__How to complete this task__
Each line of the listing where the string "dirigida" appears is to be identified and copied.

-------

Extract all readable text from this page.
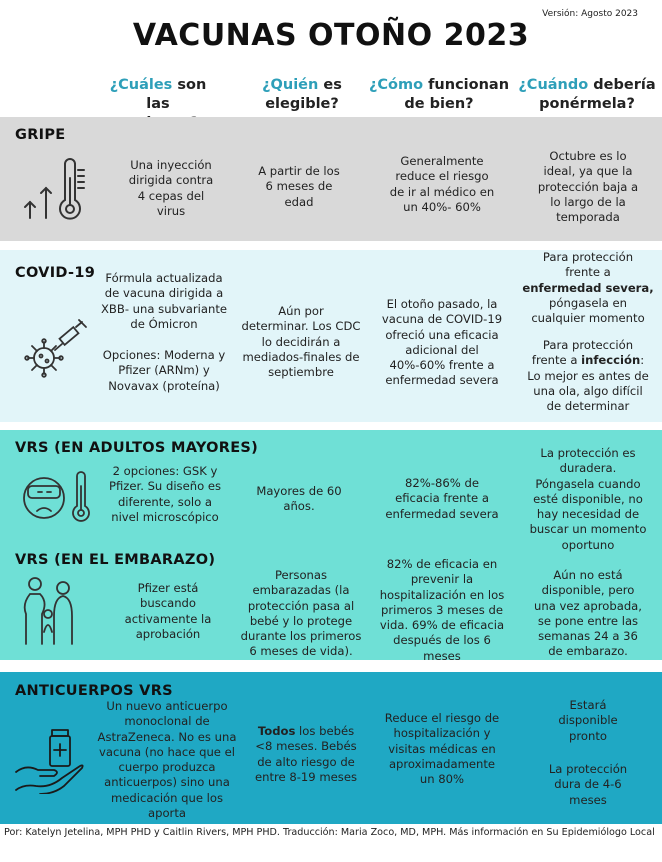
Versión: Agosto 2023
VACUNAS OTOÑO 2023
¿Cuáles son las

¿Quién es
elegible?
¿Cómo funcionan
de bien?
¿Cuándo debería
ponérmela?
GRIPE
Una inyección
dirigida contra
4 cepas del
virus
A partir de los
6 meses de
edad
Generalmente
reduce el riesgo
de ir al médico en
un 40%- 60%
Octubre es lo
ideal, ya que la
protección baja a
lo largo de la
temporada
COVID-19 Fórmula actualizada
de vacuna dirigida a
XBB- una subvariante
de Ómicron
Opciones: Moderna y
Pfizer (ARNm) y
Novavax (proteína)
Aún por
determinar. Los CDC
lo decidirán a
mediados-finales de
septiembre
El otoño pasado, la
vacuna de COVID-19
ofreció una eficacia
adicional del
40%-60% frente a
enfermedad severa
Para protección
frente a
enfermedad severa,
póngasela en
cualquier momento
Para protección
frente a infección:
Lo mejor es antes de
una ola, algo difícil
de determinar
VRS (EN ADULTOS MAYORES)
2 opciones: GSK y
Pfizer. Su diseño es
diferente, solo a
nivel microscópico
Mayores de 60
años.
82%-86% de
eficacia frente a
enfermedad severa
La protección es
duradera.
Póngasela cuando
esté disponible, no
hay necesidad de
buscar un momento
oportuno
VRS (EN EL EMBARAZO)
Pfizer está
buscando
activamente la
aprobación
Personas
embarazadas (la
protección pasa al
bebé y lo protege
durante los primeros
6 meses de vida).
82% de eficacia en
prevenir la
hospitalización en los
primeros 3 meses de
vida. 69% de eficacia
después de los 6
meses
Aún no está
disponible, pero
una vez aprobada,
se pone entre las
semanas 24 a 36
de embarazo.
ANTICUERPOS VRS
Un nuevo anticuerpo
monoclonal de
AstraZeneca. No es una
vacuna (no hace que el
cuerpo produzca
anticuerpos) sino una
medicación que los
aporta
Todos los bebés
<8 meses. Bebés
de alto riesgo de
entre 8-19 meses
Reduce el riesgo de
hospitalización y
visitas médicas en
aproximadamente
un 80%
Estará
disponible
pronto
La protección
dura de 4-6
meses
Por: Katelyn Jetelina, MPH PHD y Caitlin Rivers, MPH PHD. Traducción: Maria Zoco, MD, MPH. Más información en Su Epidemiólogo Local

-------

__Written response__
dirigida contra
de vacuna dirigida a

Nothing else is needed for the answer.